Problem to solve
Copy every line with the string "gasilstva" in it.

>> Begin Data for this exercise

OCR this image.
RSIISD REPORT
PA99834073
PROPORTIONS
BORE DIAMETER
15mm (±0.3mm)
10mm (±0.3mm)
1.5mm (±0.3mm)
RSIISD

>> End Data for this exercise
>> Begin Data for this exercise

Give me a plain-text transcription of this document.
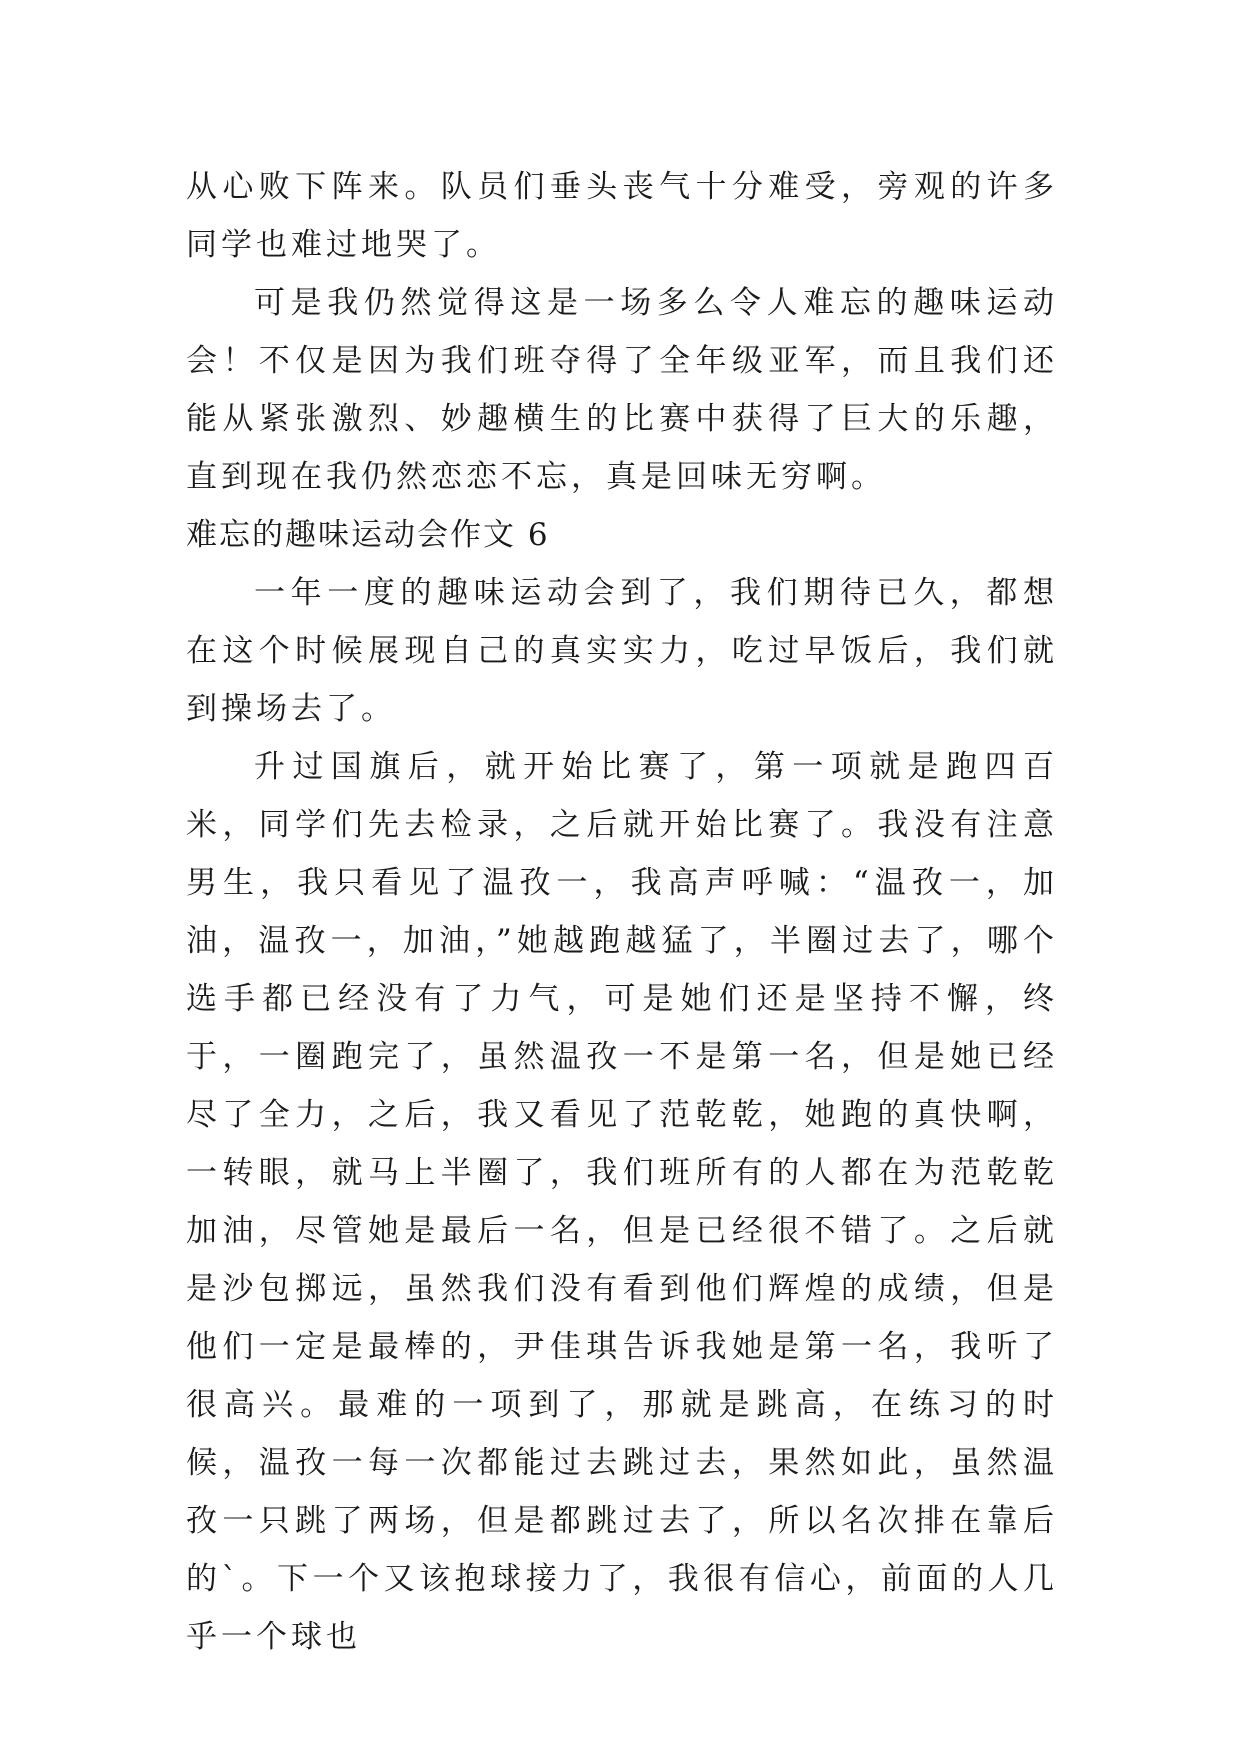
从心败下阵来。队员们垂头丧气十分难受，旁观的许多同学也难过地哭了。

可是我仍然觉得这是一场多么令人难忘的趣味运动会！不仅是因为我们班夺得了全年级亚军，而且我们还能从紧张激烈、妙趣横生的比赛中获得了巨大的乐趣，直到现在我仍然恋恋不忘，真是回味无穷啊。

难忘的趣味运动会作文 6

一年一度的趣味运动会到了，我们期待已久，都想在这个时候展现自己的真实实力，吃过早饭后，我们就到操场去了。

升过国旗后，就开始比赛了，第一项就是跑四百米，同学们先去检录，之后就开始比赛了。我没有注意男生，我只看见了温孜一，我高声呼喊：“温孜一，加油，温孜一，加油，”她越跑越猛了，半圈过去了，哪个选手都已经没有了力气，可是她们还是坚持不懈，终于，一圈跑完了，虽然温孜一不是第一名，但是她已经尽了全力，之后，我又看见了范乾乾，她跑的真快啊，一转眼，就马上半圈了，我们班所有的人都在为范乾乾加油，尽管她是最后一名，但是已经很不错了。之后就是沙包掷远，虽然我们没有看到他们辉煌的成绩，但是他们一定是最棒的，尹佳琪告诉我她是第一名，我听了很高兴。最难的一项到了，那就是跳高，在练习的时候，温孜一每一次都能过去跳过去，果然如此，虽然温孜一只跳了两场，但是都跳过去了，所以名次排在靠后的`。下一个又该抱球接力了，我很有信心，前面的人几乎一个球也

>> End Data for this exercise
>> Begin Data for this exercise

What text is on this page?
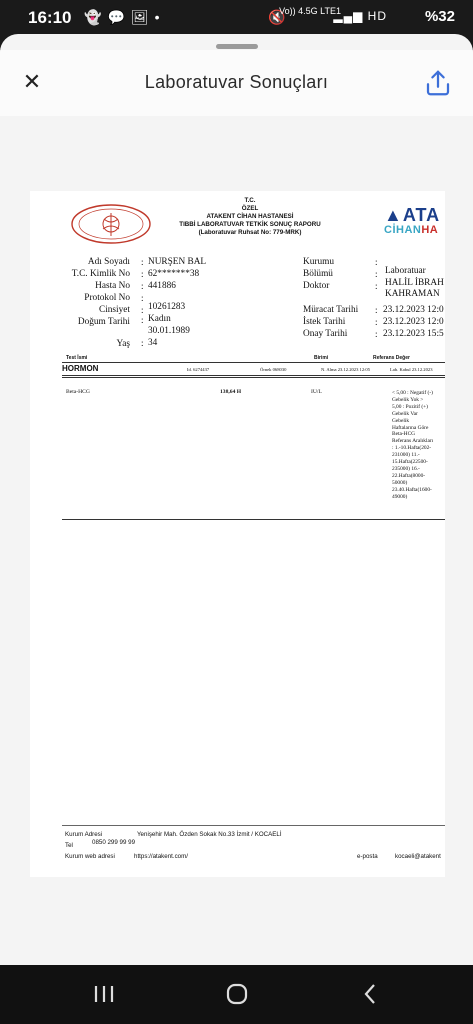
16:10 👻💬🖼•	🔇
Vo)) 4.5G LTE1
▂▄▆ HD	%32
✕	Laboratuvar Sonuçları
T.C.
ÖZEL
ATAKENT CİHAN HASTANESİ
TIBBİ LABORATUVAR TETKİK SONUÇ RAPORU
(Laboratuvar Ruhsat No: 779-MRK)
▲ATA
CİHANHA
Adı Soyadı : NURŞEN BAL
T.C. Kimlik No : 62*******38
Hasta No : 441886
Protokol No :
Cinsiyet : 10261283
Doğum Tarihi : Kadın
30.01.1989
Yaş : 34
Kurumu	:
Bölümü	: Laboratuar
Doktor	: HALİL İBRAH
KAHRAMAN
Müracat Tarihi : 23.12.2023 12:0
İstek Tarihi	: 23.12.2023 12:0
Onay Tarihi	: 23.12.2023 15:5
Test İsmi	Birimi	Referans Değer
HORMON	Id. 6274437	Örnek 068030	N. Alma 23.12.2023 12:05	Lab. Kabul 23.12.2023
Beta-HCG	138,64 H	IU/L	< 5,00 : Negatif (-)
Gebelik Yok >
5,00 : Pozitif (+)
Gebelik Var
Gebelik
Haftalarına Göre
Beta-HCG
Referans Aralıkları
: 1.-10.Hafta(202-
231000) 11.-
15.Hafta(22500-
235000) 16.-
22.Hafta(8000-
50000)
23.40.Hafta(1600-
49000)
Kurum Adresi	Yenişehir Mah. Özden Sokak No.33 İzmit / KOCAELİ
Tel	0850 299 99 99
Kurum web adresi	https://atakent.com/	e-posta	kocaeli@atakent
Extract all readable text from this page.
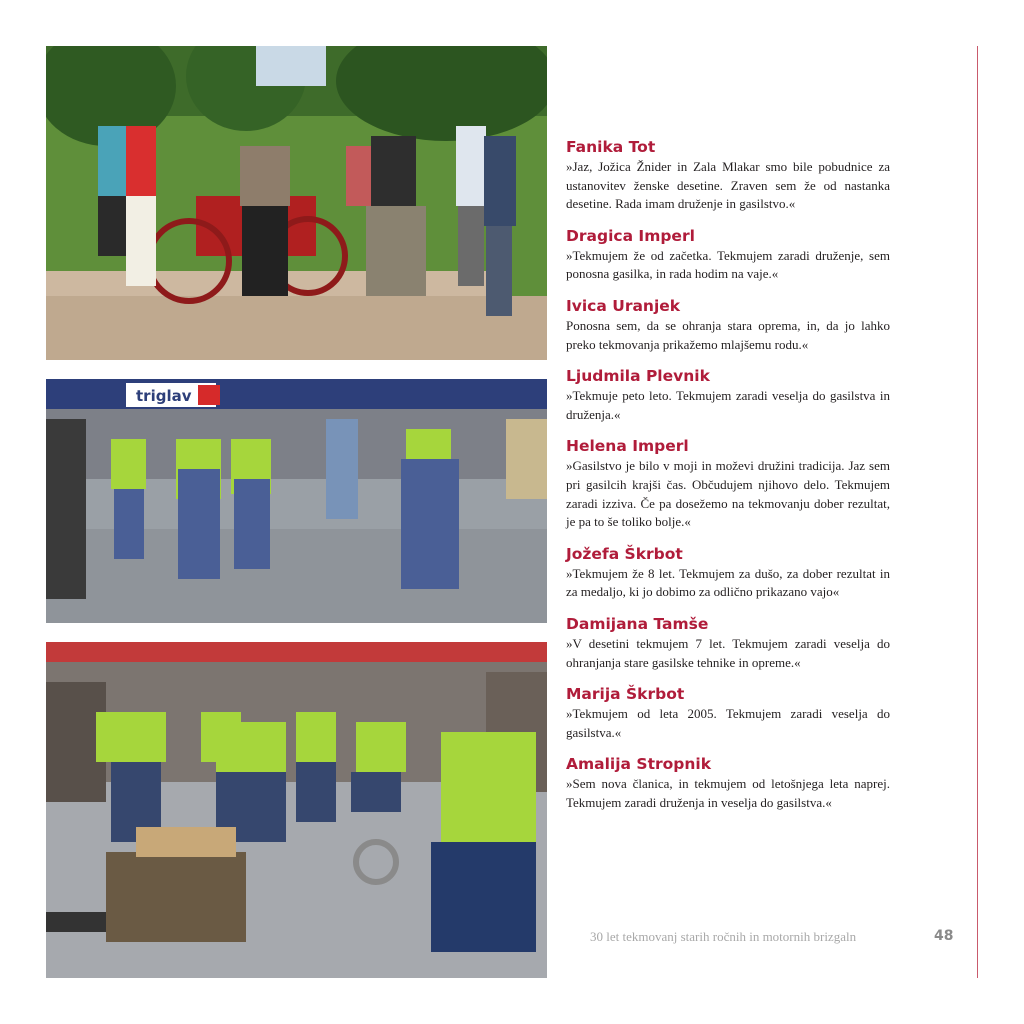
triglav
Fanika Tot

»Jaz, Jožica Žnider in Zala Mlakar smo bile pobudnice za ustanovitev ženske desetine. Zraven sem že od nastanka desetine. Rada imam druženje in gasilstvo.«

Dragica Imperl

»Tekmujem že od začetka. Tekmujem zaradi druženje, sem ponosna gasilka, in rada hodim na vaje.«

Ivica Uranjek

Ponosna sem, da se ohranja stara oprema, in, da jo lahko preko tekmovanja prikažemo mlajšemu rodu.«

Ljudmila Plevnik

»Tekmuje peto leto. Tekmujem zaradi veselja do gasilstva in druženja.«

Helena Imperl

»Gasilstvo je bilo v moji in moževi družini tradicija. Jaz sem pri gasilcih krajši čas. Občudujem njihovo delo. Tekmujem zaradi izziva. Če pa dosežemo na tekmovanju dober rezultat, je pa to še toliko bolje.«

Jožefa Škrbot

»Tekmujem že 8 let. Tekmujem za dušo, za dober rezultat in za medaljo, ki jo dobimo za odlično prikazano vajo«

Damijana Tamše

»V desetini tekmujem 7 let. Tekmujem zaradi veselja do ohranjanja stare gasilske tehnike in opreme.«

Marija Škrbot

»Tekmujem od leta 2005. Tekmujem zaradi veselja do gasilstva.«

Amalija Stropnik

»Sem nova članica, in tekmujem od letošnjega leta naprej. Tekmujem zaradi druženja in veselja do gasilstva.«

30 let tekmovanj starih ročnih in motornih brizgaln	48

>> End Data for this exercise

Full output
»Tekmuje peto leto. Tekmujem zaradi veselja do gasilstva in druženja.«
»Tekmujem od leta 2005. Tekmujem zaradi veselja do gasilstva.«
»Sem nova članica, in tekmujem od letošnjega leta naprej. Tekmujem zaradi druženja in veselja do gasilstva.«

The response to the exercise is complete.